§ **Dataset extract**:
● ● ● ● ●

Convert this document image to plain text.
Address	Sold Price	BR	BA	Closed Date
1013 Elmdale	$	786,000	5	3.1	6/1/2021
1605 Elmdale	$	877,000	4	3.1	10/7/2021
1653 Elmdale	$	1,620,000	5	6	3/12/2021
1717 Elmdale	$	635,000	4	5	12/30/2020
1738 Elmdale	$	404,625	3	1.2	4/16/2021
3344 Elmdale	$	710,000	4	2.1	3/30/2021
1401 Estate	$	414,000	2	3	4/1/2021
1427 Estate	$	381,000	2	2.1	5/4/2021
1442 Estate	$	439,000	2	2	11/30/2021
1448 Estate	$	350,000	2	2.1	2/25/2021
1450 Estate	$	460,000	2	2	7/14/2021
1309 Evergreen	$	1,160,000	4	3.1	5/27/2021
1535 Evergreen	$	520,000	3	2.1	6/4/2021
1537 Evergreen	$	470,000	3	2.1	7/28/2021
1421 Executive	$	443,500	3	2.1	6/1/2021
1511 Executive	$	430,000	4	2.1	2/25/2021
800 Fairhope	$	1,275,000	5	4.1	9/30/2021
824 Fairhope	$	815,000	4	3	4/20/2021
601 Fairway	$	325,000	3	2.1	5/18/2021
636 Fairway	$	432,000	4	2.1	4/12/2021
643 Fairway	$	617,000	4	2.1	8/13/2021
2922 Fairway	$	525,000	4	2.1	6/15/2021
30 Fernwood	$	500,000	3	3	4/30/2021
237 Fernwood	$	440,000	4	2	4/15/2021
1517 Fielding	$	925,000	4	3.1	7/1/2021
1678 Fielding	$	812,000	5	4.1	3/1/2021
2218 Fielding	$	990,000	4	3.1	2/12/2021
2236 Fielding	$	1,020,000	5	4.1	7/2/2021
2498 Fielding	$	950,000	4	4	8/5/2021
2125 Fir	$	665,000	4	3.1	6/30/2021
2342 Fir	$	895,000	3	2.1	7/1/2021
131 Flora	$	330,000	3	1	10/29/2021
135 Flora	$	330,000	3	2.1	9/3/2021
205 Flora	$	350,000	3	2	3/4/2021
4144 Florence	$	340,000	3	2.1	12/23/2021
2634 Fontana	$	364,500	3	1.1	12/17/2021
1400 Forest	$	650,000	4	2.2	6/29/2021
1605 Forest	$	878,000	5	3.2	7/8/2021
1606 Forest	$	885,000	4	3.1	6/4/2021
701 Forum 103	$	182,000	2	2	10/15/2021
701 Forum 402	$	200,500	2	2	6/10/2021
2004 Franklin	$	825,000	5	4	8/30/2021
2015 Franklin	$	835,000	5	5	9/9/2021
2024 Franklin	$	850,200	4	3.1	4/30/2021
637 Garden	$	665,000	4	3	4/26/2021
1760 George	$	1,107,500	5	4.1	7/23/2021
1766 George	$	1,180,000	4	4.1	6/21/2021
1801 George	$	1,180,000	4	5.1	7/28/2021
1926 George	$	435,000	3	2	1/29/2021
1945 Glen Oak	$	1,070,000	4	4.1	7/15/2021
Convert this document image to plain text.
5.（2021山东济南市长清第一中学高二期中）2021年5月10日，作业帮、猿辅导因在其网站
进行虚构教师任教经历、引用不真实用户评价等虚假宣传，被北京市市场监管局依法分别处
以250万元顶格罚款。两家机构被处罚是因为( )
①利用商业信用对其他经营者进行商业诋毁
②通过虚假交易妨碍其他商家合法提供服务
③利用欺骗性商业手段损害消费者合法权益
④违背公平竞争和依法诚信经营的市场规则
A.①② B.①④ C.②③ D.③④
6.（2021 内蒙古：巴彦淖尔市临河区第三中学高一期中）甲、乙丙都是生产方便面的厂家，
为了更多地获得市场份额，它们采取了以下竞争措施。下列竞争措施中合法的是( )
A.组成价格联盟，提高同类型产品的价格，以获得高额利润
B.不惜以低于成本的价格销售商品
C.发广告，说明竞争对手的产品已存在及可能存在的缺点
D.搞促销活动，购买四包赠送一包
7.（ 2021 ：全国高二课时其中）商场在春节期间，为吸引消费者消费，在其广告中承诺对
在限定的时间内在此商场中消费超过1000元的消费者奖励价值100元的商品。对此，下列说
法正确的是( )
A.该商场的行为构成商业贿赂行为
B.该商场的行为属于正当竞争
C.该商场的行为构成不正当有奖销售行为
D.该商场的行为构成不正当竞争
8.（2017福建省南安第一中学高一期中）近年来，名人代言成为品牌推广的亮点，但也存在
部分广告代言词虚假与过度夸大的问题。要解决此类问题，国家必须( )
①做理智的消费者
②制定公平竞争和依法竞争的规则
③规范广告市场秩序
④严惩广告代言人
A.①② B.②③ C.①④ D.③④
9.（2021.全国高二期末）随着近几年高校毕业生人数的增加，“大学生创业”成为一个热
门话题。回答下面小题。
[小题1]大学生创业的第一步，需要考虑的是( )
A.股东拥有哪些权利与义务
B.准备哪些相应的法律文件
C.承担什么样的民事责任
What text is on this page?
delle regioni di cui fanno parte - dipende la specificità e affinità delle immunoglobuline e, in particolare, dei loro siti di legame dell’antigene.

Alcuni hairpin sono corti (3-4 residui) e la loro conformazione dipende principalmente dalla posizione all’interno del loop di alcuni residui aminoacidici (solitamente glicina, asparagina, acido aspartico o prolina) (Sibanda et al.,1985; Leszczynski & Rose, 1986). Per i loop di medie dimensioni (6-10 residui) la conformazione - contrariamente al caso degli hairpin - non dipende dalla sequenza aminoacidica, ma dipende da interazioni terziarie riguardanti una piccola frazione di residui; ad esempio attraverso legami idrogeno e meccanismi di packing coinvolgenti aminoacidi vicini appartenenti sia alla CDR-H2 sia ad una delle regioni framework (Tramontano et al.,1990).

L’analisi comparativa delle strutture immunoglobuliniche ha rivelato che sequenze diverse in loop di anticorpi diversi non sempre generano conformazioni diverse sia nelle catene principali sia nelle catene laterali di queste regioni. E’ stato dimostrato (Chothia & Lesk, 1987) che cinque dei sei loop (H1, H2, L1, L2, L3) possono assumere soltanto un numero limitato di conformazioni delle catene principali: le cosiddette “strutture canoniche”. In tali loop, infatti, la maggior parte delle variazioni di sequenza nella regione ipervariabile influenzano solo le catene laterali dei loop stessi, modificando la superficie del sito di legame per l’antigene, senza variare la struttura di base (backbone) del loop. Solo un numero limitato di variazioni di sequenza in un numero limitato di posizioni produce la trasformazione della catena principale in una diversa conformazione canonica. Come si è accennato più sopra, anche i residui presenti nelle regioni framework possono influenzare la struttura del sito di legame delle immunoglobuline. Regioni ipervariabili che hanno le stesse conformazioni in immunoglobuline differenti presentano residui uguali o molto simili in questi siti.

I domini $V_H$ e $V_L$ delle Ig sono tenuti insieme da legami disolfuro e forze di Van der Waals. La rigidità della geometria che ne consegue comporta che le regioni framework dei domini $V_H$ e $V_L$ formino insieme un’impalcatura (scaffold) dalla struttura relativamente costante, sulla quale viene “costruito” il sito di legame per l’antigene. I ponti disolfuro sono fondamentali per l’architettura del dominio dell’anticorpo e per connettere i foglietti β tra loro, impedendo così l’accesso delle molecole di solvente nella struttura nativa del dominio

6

● ● ● ● ●

§ **Short task**:
Pick out all the lines with the word "Franklin" in them and copy them.

§ **Reply**:
2004 Franklin	$	825,000	5	4	8/30/2021
2015 Franklin	$	835,000	5	5	9/9/2021
2024 Franklin	$	850,200	4	3.1	4/30/2021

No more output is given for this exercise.